** Requirements **
Every record should be repeated exactly, except that pictures are left out.

:: Task inputs ::

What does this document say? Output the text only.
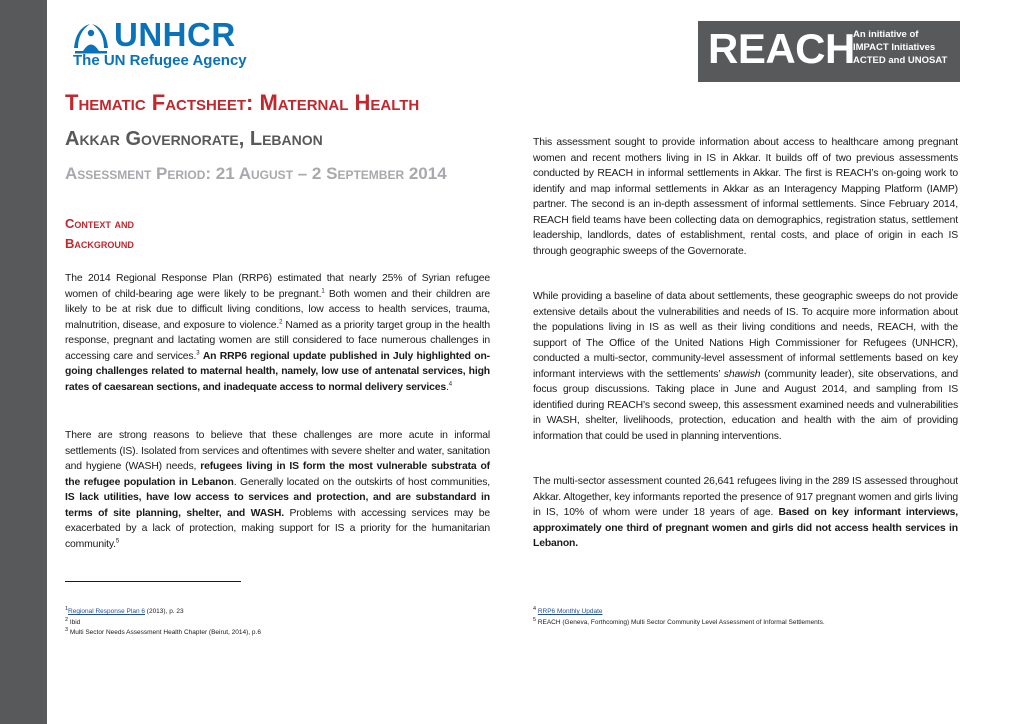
UNHCR
The UN Refugee Agency	REACH
An initiative of
IMPACT Initiatives
ACTED and UNOSAT
Thematic Factsheet: Maternal Health
Akkar Governorate, Lebanon
Assessment Period: 21 August – 2 September 2014
Context and
Background

The 2014 Regional Response Plan (RRP6) estimated that nearly 25% of Syrian refugee women of child-bearing age were likely to be pregnant.$^1$ Both women and their children are likely to be at risk due to difficult living conditions, low access to health services, trauma, malnutrition, disease, and exposure to violence.$^2$ Named as a priority target group in the health response, pregnant and lactating women are still considered to face numerous challenges in accessing care and services.$^3$ An RRP6 regional update published in July highlighted on-going challenges related to maternal health, namely, low use of antenatal services, high rates of caesarean sections, and inadequate access to normal delivery services.$^4$

There are strong reasons to believe that these challenges are more acute in informal settlements (IS). Isolated from services and oftentimes with severe shelter and water, sanitation and hygiene (WASH) needs, refugees living in IS form the most vulnerable substrata of the refugee population in Lebanon. Generally located on the outskirts of host communities, IS lack utilities, have low access to services and protection, and are substandard in terms of site planning, shelter, and WASH. Problems with accessing services may be exacerbated by a lack of protection, making support for IS a priority for the humanitarian community.$^5$

This assessment sought to provide information about access to healthcare among pregnant women and recent mothers living in IS in Akkar. It builds off of two previous assessments conducted by REACH in informal settlements in Akkar. The first is REACH’s on-going work to identify and map informal settlements in Akkar as an Interagency Mapping Platform (IAMP) partner. The second is an in-depth assessment of informal settlements. Since February 2014, REACH field teams have been collecting data on demographics, registration status, settlement leadership, landlords, dates of establishment, rental costs, and place of origin in each IS through geographic sweeps of the Governorate.

While providing a baseline of data about settlements, these geographic sweeps do not provide extensive details about the vulnerabilities and needs of IS. To acquire more information about the populations living in IS as well as their living conditions and needs, REACH, with the support of The Office of the United Nations High Commissioner for Refugees (UNHCR), conducted a multi-sector, community-level assessment of informal settlements based on key informant interviews with the settlements’ shawish (community leader), site observations, and focus group discussions. Taking place in June and August 2014, and sampling from IS identified during REACH’s second sweep, this assessment examined needs and vulnerabilities in WASH, shelter, livelihoods, protection, education and health with the aim of providing information that could be used in planning interventions.

The multi-sector assessment counted 26,641 refugees living in the 289 IS assessed throughout Akkar. Altogether, key informants reported the presence of 917 pregnant women and girls living in IS, 10% of whom were under 18 years of age. Based on key informant interviews, approximately one third of pregnant women and girls did not access health services in Lebanon.

$^1$Regional Response Plan 6 (2013), p. 23
$^2$ Ibid
$^3$ Multi Sector Needs Assessment Health Chapter (Beirut, 2014), p.6
$^4$ RRP6 Monthly Update
$^5$ REACH (Geneva, Forthcoming) Multi Sector Community Level Assessment of Informal Settlements.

:::

** Response for this exercise **
What does this document say? Output the text only.
UNHCR
The UN Refugee Agency	REACH
An initiative of
IMPACT Initiatives
ACTED and UNOSAT
Thematic Factsheet: Maternal Health
Akkar Governorate, Lebanon
Assessment Period: 21 August – 2 September 2014
Context and
Background

The 2014 Regional Response Plan (RRP6) estimated that nearly 25% of Syrian refugee women of child-bearing age were likely to be pregnant.$^1$ Both women and their children are likely to be at risk due to difficult living conditions, low access to health services, trauma, malnutrition, disease, and exposure to violence.$^2$ Named as a priority target group in the health response, pregnant and lactating women are still considered to face numerous challenges in accessing care and services.$^3$ An RRP6 regional update published in July highlighted on-going challenges related to maternal health, namely, low use of antenatal services, high rates of caesarean sections, and inadequate access to normal delivery services.$^4$

There are strong reasons to believe that these challenges are more acute in informal settlements (IS). Isolated from services and oftentimes with severe shelter and water, sanitation and hygiene (WASH) needs, refugees living in IS form the most vulnerable substrata of the refugee population in Lebanon. Generally located on the outskirts of host communities, IS lack utilities, have low access to services and protection, and are substandard in terms of site planning, shelter, and WASH. Problems with accessing services may be exacerbated by a lack of protection, making support for IS a priority for the humanitarian community.$^5$

This assessment sought to provide information about access to healthcare among pregnant women and recent mothers living in IS in Akkar. It builds off of two previous assessments conducted by REACH in informal settlements in Akkar. The first is REACH’s on-going work to identify and map informal settlements in Akkar as an Interagency Mapping Platform (IAMP) partner. The second is an in-depth assessment of informal settlements. Since February 2014, REACH field teams have been collecting data on demographics, registration status, settlement leadership, landlords, dates of establishment, rental costs, and place of origin in each IS through geographic sweeps of the Governorate.

While providing a baseline of data about settlements, these geographic sweeps do not provide extensive details about the vulnerabilities and needs of IS. To acquire more information about the populations living in IS as well as their living conditions and needs, REACH, with the support of The Office of the United Nations High Commissioner for Refugees (UNHCR), conducted a multi-sector, community-level assessment of informal settlements based on key informant interviews with the settlements’ shawish (community leader), site observations, and focus group discussions. Taking place in June and August 2014, and sampling from IS identified during REACH’s second sweep, this assessment examined needs and vulnerabilities in WASH, shelter, livelihoods, protection, education and health with the aim of providing information that could be used in planning interventions.

The multi-sector assessment counted 26,641 refugees living in the 289 IS assessed throughout Akkar. Altogether, key informants reported the presence of 917 pregnant women and girls living in IS, 10% of whom were under 18 years of age. Based on key informant interviews, approximately one third of pregnant women and girls did not access health services in Lebanon.

$^1$Regional Response Plan 6 (2013), p. 23
$^2$ Ibid
$^3$ Multi Sector Needs Assessment Health Chapter (Beirut, 2014), p.6
$^4$ RRP6 Monthly Update
$^5$ REACH (Geneva, Forthcoming) Multi Sector Community Level Assessment of Informal Settlements.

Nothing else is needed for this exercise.